-- start of Record extracts --
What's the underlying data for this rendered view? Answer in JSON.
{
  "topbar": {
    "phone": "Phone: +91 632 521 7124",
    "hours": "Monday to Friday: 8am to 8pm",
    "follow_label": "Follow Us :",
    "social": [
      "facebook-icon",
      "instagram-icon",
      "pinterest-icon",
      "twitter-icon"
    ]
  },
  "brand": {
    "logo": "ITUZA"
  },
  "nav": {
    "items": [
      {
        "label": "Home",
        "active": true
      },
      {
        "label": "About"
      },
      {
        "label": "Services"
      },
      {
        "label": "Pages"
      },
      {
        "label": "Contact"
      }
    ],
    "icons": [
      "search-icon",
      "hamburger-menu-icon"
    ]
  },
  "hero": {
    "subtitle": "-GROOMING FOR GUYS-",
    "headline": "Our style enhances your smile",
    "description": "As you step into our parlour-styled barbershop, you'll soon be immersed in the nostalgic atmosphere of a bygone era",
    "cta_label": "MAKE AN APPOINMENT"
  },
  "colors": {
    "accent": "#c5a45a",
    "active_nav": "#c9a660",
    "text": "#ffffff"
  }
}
-- end of Record extracts --
→ **Set task**: Return what is listed above, exactly and completely.

→ **Solution**:
What's the underlying data for this rendered view? Answer in JSON.
{
  "topbar": {
    "phone": "Phone: +91 632 521 7124",
    "hours": "Monday to Friday: 8am to 8pm",
    "follow_label": "Follow Us :",
    "social": [
      "facebook-icon",
      "instagram-icon",
      "pinterest-icon",
      "twitter-icon"
    ]
  },
  "brand": {
    "logo": "ITUZA"
  },
  "nav": {
    "items": [
      {
        "label": "Home",
        "active": true
      },
      {
        "label": "About"
      },
      {
        "label": "Services"
      },
      {
        "label": "Pages"
      },
      {
        "label": "Contact"
      }
    ],
    "icons": [
      "search-icon",
      "hamburger-menu-icon"
    ]
  },
  "hero": {
    "subtitle": "-GROOMING FOR GUYS-",
    "headline": "Our style enhances your smile",
    "description": "As you step into our parlour-styled barbershop, you'll soon be immersed in the nostalgic atmosphere of a bygone era",
    "cta_label": "MAKE AN APPOINMENT"
  },
  "colors": {
    "accent": "#c5a45a",
    "active_nav": "#c9a660",
    "text": "#ffffff"
  }
}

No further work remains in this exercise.